Goal :: Show every line that has the string "true" in it.

(Stored entries)
━━━━

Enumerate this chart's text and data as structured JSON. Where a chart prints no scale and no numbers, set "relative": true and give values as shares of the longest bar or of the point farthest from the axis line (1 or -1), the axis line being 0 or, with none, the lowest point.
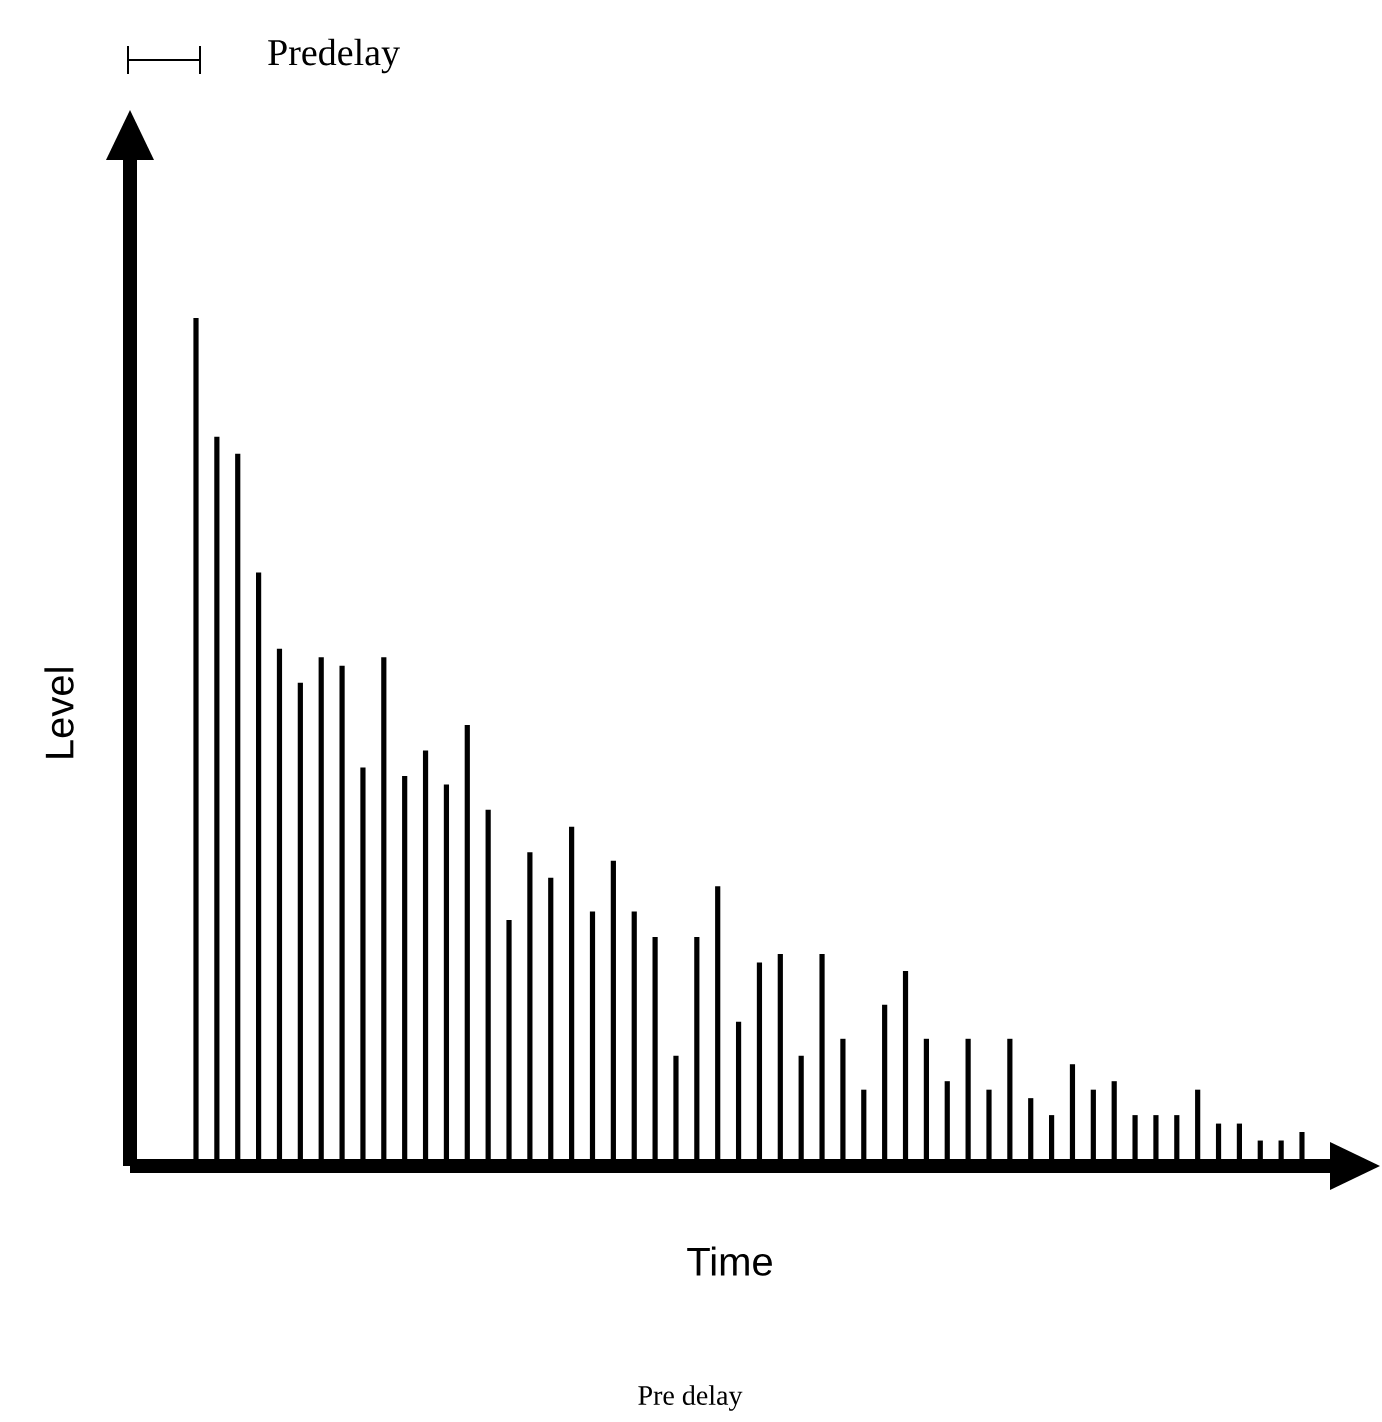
{
  "chart_data": {
    "type": "bar",
    "relative": true,
    "xlabel": "Time",
    "ylabel": "Level",
    "color": "#000000",
    "annotations": [
      "Predelay",
      "Pre delay"
    ],
    "categories": [
      null,
      null,
      null,
      null,
      null,
      null,
      null,
      null,
      null,
      null,
      null,
      null,
      null,
      null,
      null,
      null,
      null,
      null,
      null,
      null,
      null,
      null,
      null,
      null,
      null,
      null,
      null,
      null,
      null,
      null,
      null,
      null,
      null,
      null,
      null,
      null,
      null,
      null,
      null,
      null,
      null,
      null,
      null,
      null,
      null,
      null,
      null,
      null,
      null,
      null,
      null,
      null,
      null,
      null
    ],
    "values": [
      1.0,
      0.86,
      0.84,
      0.7,
      0.61,
      0.57,
      0.6,
      0.59,
      0.47,
      0.6,
      0.46,
      0.49,
      0.45,
      0.52,
      0.42,
      0.29,
      0.37,
      0.34,
      0.4,
      0.3,
      0.36,
      0.3,
      0.27,
      0.13,
      0.27,
      0.33,
      0.17,
      0.24,
      0.25,
      0.13,
      0.25,
      0.15,
      0.09,
      0.19,
      0.23,
      0.15,
      0.1,
      0.15,
      0.09,
      0.15,
      0.08,
      0.06,
      0.12,
      0.09,
      0.1,
      0.06,
      0.06,
      0.06,
      0.09,
      0.05,
      0.05,
      0.03,
      0.03,
      0.04
    ]
  }
}
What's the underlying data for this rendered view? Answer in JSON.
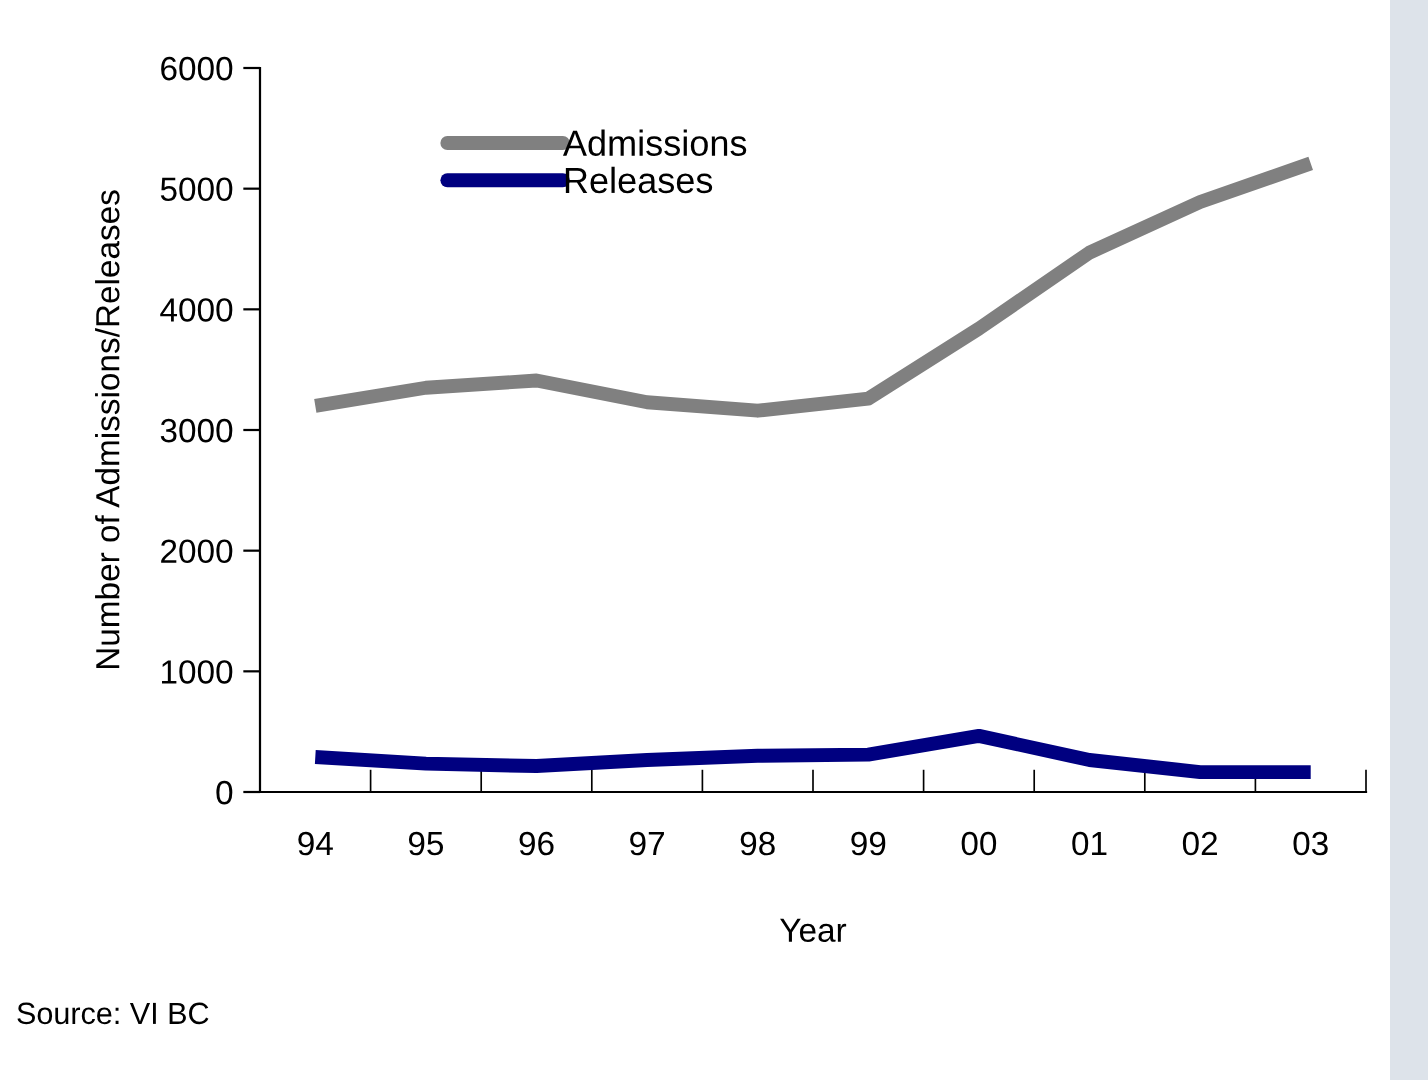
{
  "chart_data": {
    "type": "line",
    "xlabel": "Year",
    "ylabel": "Number of Admissions/Releases",
    "categories": [
      "94",
      "95",
      "96",
      "97",
      "98",
      "99",
      "00",
      "01",
      "02",
      "03"
    ],
    "series": [
      {
        "name": "Admissions",
        "color": "#808080",
        "values": [
          3200,
          3350,
          3410,
          3230,
          3160,
          3260,
          3840,
          4470,
          4890,
          5210
        ]
      },
      {
        "name": "Releases",
        "color": "#000080",
        "values": [
          290,
          235,
          215,
          265,
          300,
          310,
          465,
          265,
          165,
          165
        ]
      }
    ],
    "ylim": [
      0,
      6000
    ],
    "yticks": [
      0,
      1000,
      2000,
      3000,
      4000,
      5000,
      6000
    ],
    "grid": false,
    "legend": "top left",
    "marker": "none",
    "line_style": "solid",
    "annotations": [
      "Source: VI BC"
    ]
  }
}
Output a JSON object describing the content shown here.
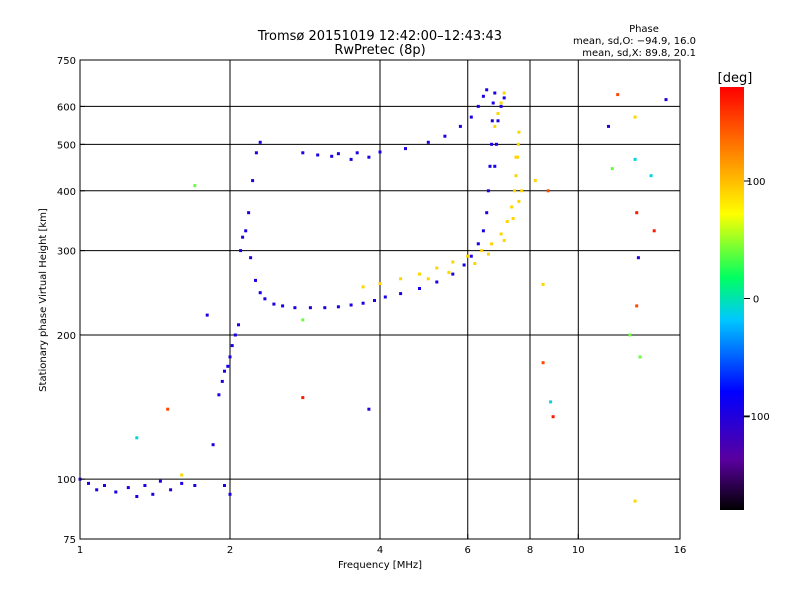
{
  "chart_data": {
    "type": "scatter",
    "title": "Tromsø 20151019 12:42:00–12:43:43",
    "subtitle": "RwPretec (8p)",
    "xlabel": "Frequency [MHz]",
    "ylabel": "Stationary phase Virtual Height [km]",
    "x_scale": "log2",
    "y_scale": "log",
    "xlim": [
      1,
      16
    ],
    "ylim": [
      75,
      750
    ],
    "x_ticks": [
      1,
      2,
      4,
      6,
      8,
      10,
      16
    ],
    "y_ticks": [
      75,
      100,
      200,
      300,
      400,
      500,
      600,
      750
    ],
    "grid_x": [
      2,
      4,
      6,
      8,
      10
    ],
    "grid_y": [
      100,
      200,
      300,
      400,
      500,
      600
    ],
    "grid": true,
    "colorbar": {
      "unit": "[deg]",
      "ticks": [
        100,
        0,
        -100
      ],
      "range": [
        -180,
        180
      ]
    },
    "stats": {
      "heading": "Phase",
      "line_o": "mean, sd,O: −94.9, 16.0",
      "line_x": "mean, sd,X:  89.8, 20.1"
    },
    "series": [
      {
        "mode": "O",
        "phase_deg": -95,
        "points": [
          [
            1.0,
            100
          ],
          [
            1.04,
            98
          ],
          [
            1.08,
            95
          ],
          [
            1.12,
            97
          ],
          [
            1.18,
            94
          ],
          [
            1.25,
            96
          ],
          [
            1.3,
            92
          ],
          [
            1.35,
            97
          ],
          [
            1.4,
            93
          ],
          [
            1.45,
            99
          ],
          [
            1.52,
            95
          ],
          [
            1.6,
            98
          ],
          [
            1.7,
            97
          ],
          [
            1.85,
            118
          ],
          [
            1.95,
            97
          ],
          [
            2.0,
            93
          ],
          [
            1.9,
            150
          ],
          [
            1.93,
            160
          ],
          [
            1.95,
            168
          ],
          [
            1.98,
            172
          ],
          [
            2.0,
            180
          ],
          [
            2.02,
            190
          ],
          [
            2.05,
            200
          ],
          [
            2.08,
            210
          ],
          [
            2.1,
            300
          ],
          [
            2.12,
            320
          ],
          [
            2.15,
            330
          ],
          [
            2.18,
            360
          ],
          [
            2.22,
            420
          ],
          [
            2.26,
            480
          ],
          [
            2.3,
            505
          ],
          [
            2.2,
            290
          ],
          [
            2.25,
            260
          ],
          [
            2.3,
            245
          ],
          [
            2.35,
            238
          ],
          [
            2.45,
            232
          ],
          [
            2.55,
            230
          ],
          [
            2.7,
            228
          ],
          [
            2.9,
            228
          ],
          [
            3.1,
            228
          ],
          [
            3.3,
            229
          ],
          [
            3.5,
            231
          ],
          [
            3.7,
            233
          ],
          [
            3.9,
            236
          ],
          [
            4.1,
            240
          ],
          [
            4.4,
            244
          ],
          [
            4.8,
            250
          ],
          [
            5.2,
            258
          ],
          [
            5.6,
            268
          ],
          [
            5.9,
            280
          ],
          [
            6.1,
            292
          ],
          [
            6.3,
            310
          ],
          [
            6.45,
            330
          ],
          [
            6.55,
            360
          ],
          [
            6.6,
            400
          ],
          [
            6.65,
            450
          ],
          [
            6.7,
            500
          ],
          [
            6.72,
            560
          ],
          [
            6.75,
            610
          ],
          [
            6.8,
            640
          ],
          [
            3.0,
            475
          ],
          [
            3.3,
            478
          ],
          [
            3.6,
            480
          ],
          [
            4.0,
            482
          ],
          [
            4.5,
            490
          ],
          [
            5.0,
            505
          ],
          [
            5.4,
            520
          ],
          [
            5.8,
            545
          ],
          [
            6.1,
            570
          ],
          [
            6.3,
            600
          ],
          [
            6.45,
            630
          ],
          [
            6.55,
            650
          ],
          [
            3.2,
            472
          ],
          [
            3.5,
            465
          ],
          [
            3.8,
            470
          ],
          [
            2.8,
            480
          ],
          [
            7.1,
            625
          ],
          [
            7.0,
            600
          ],
          [
            6.9,
            560
          ],
          [
            6.85,
            500
          ],
          [
            6.8,
            450
          ]
        ]
      },
      {
        "mode": "X",
        "phase_deg": 90,
        "points": [
          [
            3.7,
            252
          ],
          [
            4.0,
            256
          ],
          [
            4.4,
            262
          ],
          [
            4.8,
            268
          ],
          [
            5.2,
            276
          ],
          [
            5.6,
            284
          ],
          [
            6.0,
            292
          ],
          [
            6.4,
            300
          ],
          [
            6.7,
            310
          ],
          [
            7.0,
            325
          ],
          [
            7.2,
            345
          ],
          [
            7.35,
            370
          ],
          [
            7.45,
            400
          ],
          [
            7.5,
            430
          ],
          [
            7.55,
            470
          ],
          [
            7.58,
            500
          ],
          [
            7.6,
            530
          ],
          [
            7.5,
            470
          ],
          [
            6.8,
            545
          ],
          [
            6.9,
            580
          ],
          [
            7.0,
            610
          ],
          [
            7.1,
            640
          ],
          [
            5.0,
            262
          ],
          [
            5.5,
            270
          ],
          [
            6.2,
            282
          ],
          [
            6.6,
            295
          ],
          [
            7.1,
            315
          ],
          [
            7.4,
            350
          ],
          [
            7.6,
            380
          ],
          [
            7.7,
            400
          ]
        ]
      },
      {
        "mode": "scattered",
        "phase_deg": 0,
        "points": [
          [
            1.8,
            220
          ],
          [
            1.7,
            410
          ],
          [
            1.5,
            140
          ],
          [
            1.6,
            102
          ],
          [
            1.3,
            122
          ],
          [
            2.8,
            148
          ],
          [
            3.8,
            140
          ],
          [
            2.8,
            215
          ],
          [
            8.5,
            175
          ],
          [
            8.5,
            255
          ],
          [
            8.8,
            145
          ],
          [
            8.9,
            135
          ],
          [
            11.5,
            545
          ],
          [
            11.7,
            445
          ],
          [
            12.0,
            635
          ],
          [
            13.0,
            570
          ],
          [
            13.0,
            465
          ],
          [
            13.1,
            360
          ],
          [
            13.2,
            290
          ],
          [
            13.3,
            180
          ],
          [
            13.1,
            230
          ],
          [
            13.0,
            90
          ],
          [
            14.0,
            430
          ],
          [
            14.2,
            330
          ],
          [
            15.0,
            620
          ],
          [
            12.7,
            200
          ],
          [
            8.7,
            400
          ],
          [
            8.2,
            420
          ]
        ]
      }
    ]
  }
}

━━━━

Written response ::
Enumerate this chart's text and data as structured JSON. Where a chart prints no scale and no numbers, set "relative": true and give values as shares of the longest bar or of the point farthest from the axis line (1 or -1), the axis line being 0 or, with none, the lowest point.
    "relative": true,
    "grid": true,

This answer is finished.